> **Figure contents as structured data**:

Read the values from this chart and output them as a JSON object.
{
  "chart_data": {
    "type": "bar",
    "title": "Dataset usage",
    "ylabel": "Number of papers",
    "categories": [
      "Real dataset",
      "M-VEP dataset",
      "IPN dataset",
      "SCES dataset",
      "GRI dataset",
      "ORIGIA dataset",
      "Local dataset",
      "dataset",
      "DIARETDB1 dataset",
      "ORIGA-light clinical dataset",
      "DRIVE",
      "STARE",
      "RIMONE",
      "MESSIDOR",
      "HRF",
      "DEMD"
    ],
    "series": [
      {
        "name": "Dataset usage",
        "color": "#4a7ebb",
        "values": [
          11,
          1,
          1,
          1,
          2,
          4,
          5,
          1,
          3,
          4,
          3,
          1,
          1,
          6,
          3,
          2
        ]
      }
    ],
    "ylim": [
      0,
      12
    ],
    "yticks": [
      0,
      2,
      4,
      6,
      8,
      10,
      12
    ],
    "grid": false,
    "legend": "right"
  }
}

> **TASK BRIEF**: Make an exact copy of every line in the data.

> **FINISHED ANSWER**:
Read the values from this chart and output them as a JSON object.
{
  "chart_data": {
    "type": "bar",
    "title": "Dataset usage",
    "ylabel": "Number of papers",
    "categories": [
      "Real dataset",
      "M-VEP dataset",
      "IPN dataset",
      "SCES dataset",
      "GRI dataset",
      "ORIGIA dataset",
      "Local dataset",
      "dataset",
      "DIARETDB1 dataset",
      "ORIGA-light clinical dataset",
      "DRIVE",
      "STARE",
      "RIMONE",
      "MESSIDOR",
      "HRF",
      "DEMD"
    ],
    "series": [
      {
        "name": "Dataset usage",
        "color": "#4a7ebb",
        "values": [
          11,
          1,
          1,
          1,
          2,
          4,
          5,
          1,
          3,
          4,
          3,
          1,
          1,
          6,
          3,
          2
        ]
      }
    ],
    "ylim": [
      0,
      12
    ],
    "yticks": [
      0,
      2,
      4,
      6,
      8,
      10,
      12
    ],
    "grid": false,
    "legend": "right"
  }
}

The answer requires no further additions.